* **RECORDS SHOWN**
►

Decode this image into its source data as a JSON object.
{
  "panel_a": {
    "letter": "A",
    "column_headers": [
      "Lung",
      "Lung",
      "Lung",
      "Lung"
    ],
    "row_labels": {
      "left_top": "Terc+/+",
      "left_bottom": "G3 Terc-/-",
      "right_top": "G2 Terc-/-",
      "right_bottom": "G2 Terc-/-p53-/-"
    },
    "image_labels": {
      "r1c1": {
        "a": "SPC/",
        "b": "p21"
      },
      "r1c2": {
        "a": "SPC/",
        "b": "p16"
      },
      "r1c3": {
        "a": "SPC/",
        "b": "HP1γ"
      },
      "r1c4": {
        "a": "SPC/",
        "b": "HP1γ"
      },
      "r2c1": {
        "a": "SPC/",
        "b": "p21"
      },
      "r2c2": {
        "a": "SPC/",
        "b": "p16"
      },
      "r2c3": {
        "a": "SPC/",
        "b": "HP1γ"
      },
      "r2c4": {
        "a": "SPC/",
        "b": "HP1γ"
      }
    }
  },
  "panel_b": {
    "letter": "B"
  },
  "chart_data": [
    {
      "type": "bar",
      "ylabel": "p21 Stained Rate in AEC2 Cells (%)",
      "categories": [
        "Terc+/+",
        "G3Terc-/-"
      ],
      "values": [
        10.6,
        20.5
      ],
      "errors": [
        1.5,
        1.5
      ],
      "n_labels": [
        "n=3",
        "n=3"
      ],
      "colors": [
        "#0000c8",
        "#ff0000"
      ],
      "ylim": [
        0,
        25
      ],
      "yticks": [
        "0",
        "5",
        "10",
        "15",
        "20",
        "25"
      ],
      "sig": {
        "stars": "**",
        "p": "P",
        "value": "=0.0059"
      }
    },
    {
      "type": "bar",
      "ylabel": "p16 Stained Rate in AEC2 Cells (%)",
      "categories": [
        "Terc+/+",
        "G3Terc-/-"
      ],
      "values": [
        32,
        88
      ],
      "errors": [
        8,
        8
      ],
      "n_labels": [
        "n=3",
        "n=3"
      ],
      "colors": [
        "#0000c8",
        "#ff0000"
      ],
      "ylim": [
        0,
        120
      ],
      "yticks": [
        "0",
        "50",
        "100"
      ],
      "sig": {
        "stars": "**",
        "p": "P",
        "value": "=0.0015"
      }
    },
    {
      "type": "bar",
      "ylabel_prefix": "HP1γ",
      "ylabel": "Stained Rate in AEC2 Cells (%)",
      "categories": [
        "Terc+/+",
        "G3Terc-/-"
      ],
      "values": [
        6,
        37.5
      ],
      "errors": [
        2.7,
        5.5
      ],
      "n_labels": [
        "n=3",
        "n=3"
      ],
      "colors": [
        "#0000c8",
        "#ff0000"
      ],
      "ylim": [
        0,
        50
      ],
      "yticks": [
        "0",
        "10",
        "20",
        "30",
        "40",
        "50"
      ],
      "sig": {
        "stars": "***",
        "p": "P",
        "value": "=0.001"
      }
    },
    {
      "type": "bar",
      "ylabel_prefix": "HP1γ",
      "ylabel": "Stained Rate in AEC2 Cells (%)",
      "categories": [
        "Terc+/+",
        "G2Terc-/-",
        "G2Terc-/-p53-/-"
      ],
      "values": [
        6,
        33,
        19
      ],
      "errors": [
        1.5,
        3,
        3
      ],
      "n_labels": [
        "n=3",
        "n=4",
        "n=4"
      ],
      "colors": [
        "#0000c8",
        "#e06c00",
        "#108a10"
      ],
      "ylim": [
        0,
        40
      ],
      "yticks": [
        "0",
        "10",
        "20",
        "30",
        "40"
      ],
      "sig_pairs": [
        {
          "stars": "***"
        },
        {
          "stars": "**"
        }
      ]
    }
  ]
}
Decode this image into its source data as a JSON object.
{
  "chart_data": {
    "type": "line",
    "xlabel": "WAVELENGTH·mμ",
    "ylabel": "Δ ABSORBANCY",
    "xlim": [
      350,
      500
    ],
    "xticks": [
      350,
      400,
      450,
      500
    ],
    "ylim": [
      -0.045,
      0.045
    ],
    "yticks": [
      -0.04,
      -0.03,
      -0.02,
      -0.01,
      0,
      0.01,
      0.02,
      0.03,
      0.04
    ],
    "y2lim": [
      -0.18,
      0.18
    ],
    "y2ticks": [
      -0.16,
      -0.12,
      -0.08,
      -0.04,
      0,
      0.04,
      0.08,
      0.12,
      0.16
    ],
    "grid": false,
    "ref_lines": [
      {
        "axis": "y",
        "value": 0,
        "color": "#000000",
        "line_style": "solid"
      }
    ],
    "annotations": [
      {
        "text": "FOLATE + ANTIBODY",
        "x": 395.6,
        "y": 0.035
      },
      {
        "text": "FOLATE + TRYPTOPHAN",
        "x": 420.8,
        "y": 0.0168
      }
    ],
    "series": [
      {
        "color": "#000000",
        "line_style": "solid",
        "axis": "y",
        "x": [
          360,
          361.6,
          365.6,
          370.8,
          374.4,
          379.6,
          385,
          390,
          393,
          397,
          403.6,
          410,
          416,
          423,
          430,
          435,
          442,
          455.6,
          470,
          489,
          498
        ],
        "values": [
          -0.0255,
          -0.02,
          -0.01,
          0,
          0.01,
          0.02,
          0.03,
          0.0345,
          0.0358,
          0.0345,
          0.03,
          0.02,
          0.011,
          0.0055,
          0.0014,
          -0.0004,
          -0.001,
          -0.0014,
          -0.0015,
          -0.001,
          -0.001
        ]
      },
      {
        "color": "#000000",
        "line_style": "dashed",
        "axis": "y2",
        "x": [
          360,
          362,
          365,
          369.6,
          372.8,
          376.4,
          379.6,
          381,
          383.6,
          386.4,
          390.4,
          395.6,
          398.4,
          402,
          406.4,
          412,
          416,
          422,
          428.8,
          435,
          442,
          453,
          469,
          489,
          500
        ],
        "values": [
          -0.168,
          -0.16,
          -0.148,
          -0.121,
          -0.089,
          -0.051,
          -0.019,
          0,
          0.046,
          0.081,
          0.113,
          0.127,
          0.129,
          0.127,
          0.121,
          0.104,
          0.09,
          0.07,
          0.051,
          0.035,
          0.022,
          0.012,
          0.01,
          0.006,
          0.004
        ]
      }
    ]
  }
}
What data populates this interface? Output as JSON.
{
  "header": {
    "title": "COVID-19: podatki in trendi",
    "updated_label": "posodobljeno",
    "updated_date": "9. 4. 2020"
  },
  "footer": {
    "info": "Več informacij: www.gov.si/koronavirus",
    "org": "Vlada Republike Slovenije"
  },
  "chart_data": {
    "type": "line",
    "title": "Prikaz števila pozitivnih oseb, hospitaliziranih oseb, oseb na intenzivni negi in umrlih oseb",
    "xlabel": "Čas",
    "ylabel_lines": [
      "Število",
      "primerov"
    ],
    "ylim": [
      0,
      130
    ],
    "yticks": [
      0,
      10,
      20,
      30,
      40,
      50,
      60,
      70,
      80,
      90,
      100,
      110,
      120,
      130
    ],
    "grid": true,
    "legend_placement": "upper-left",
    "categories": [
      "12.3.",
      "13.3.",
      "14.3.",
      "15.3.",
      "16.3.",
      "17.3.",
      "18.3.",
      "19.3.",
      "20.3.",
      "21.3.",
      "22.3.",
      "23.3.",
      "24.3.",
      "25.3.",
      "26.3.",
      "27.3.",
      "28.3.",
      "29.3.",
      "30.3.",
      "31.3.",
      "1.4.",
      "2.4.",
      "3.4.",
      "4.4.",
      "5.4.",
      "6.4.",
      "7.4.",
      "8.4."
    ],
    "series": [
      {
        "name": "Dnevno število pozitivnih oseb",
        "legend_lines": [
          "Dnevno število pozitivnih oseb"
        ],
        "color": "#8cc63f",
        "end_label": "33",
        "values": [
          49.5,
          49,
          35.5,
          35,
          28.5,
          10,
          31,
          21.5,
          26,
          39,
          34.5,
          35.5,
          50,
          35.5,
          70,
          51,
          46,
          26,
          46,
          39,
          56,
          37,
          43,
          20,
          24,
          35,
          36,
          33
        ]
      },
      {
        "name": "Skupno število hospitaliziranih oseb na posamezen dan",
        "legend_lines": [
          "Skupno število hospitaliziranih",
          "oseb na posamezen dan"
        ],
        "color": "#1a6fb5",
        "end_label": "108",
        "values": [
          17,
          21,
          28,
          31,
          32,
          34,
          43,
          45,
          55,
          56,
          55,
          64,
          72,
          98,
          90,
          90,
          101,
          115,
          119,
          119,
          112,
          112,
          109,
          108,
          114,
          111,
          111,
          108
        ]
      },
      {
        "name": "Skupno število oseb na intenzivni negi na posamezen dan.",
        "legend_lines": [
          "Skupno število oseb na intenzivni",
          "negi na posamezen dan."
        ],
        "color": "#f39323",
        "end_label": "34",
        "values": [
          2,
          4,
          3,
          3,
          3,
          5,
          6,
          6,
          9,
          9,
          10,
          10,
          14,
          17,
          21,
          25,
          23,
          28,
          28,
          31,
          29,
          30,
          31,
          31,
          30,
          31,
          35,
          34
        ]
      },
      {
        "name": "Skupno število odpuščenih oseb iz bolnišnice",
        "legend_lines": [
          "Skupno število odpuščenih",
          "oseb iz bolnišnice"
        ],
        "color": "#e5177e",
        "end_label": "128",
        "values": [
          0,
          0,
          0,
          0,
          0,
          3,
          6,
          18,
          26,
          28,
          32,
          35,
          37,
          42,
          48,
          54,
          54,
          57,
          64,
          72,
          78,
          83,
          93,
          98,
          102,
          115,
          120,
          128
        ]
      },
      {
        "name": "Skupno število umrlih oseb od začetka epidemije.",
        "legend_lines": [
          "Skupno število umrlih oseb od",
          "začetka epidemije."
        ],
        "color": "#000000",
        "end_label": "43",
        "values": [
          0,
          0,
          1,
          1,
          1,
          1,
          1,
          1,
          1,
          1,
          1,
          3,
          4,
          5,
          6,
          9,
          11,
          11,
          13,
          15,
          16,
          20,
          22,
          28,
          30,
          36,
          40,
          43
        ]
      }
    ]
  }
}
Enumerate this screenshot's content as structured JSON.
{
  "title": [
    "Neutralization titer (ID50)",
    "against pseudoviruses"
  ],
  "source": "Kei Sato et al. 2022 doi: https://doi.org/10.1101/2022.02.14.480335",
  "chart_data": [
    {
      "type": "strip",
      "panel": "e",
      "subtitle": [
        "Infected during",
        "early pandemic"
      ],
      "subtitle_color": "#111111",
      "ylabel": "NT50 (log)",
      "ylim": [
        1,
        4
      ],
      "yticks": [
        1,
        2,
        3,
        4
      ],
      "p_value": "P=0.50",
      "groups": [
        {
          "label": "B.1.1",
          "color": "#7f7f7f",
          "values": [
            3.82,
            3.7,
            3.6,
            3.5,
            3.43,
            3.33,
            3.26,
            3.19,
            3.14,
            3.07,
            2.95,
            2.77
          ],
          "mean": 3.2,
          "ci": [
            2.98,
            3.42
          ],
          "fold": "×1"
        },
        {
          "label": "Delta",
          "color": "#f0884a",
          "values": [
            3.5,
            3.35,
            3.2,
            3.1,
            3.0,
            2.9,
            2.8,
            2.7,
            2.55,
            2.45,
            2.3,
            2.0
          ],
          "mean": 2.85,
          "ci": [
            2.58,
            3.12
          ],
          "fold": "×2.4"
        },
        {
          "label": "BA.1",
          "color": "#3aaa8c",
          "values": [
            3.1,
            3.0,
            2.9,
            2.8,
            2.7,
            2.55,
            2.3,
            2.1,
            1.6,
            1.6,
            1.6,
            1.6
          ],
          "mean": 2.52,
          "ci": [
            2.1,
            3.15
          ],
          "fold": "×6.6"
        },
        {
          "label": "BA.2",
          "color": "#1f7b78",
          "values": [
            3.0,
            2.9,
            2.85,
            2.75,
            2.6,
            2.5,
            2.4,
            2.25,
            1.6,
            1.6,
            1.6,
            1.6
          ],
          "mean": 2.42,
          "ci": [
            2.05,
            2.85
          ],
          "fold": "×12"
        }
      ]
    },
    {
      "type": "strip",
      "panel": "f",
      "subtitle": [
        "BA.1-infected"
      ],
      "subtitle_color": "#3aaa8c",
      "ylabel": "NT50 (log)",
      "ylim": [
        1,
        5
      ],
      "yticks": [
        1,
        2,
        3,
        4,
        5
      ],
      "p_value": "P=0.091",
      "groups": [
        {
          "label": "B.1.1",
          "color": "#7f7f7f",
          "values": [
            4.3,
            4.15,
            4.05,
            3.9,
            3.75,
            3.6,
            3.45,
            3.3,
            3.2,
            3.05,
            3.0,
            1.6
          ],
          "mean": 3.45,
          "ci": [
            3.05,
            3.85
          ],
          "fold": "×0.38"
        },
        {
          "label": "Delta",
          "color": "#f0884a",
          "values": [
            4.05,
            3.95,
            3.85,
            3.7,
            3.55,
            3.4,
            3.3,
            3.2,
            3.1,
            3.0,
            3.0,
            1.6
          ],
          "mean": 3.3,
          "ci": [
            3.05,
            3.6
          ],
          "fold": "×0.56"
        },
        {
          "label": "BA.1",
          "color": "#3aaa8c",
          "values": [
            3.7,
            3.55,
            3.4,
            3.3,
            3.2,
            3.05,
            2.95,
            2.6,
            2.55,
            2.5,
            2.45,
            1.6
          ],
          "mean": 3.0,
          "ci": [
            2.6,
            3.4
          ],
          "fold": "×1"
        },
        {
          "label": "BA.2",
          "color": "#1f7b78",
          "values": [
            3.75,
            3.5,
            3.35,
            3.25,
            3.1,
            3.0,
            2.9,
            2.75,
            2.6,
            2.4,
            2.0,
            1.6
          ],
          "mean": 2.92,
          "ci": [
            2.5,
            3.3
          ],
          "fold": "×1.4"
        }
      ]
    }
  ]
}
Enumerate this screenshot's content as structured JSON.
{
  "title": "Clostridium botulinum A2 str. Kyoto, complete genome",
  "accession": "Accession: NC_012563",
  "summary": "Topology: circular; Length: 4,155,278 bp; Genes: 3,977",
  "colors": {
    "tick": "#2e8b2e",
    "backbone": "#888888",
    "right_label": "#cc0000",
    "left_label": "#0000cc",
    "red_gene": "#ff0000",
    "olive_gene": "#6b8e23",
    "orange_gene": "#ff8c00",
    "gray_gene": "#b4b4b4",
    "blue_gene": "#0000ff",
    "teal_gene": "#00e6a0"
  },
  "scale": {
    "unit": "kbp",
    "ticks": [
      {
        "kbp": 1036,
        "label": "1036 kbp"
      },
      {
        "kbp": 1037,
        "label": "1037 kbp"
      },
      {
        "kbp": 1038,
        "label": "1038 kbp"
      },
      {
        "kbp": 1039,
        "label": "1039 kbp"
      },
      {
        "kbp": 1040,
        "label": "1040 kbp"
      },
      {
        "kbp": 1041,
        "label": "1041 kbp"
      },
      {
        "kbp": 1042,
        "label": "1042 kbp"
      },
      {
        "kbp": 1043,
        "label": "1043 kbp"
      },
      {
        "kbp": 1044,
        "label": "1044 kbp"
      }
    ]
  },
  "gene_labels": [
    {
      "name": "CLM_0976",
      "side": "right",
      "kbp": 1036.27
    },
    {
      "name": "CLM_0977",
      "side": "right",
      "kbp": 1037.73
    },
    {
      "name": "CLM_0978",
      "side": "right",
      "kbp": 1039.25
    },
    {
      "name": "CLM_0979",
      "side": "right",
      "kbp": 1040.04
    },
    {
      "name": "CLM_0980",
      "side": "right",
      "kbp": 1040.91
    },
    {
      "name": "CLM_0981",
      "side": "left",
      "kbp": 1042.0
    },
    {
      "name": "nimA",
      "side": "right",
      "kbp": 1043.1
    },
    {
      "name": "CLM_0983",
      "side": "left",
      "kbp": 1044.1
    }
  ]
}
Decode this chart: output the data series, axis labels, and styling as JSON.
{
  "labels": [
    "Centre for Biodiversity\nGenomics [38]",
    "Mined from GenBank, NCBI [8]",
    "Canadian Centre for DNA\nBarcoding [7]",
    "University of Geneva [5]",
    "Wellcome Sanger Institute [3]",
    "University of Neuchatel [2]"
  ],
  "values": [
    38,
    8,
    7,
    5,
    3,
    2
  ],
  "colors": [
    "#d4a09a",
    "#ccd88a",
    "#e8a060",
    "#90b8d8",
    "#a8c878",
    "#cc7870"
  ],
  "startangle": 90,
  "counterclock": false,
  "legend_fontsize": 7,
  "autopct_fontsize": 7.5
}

◄

* **EXERCISE INSTRUCTIONS**
Would you repeat the lines from the one containing "Decode this chart: output" through the end of the data, exactly, with nothing before or after them?

* **YOUR SOLUTION**
Decode this chart: output the data series, axis labels, and styling as JSON.
{
  "labels": [
    "Centre for Biodiversity\nGenomics [38]",
    "Mined from GenBank, NCBI [8]",
    "Canadian Centre for DNA\nBarcoding [7]",
    "University of Geneva [5]",
    "Wellcome Sanger Institute [3]",
    "University of Neuchatel [2]"
  ],
  "values": [
    38,
    8,
    7,
    5,
    3,
    2
  ],
  "colors": [
    "#d4a09a",
    "#ccd88a",
    "#e8a060",
    "#90b8d8",
    "#a8c878",
    "#cc7870"
  ],
  "startangle": 90,
  "counterclock": false,
  "legend_fontsize": 7,
  "autopct_fontsize": 7.5
}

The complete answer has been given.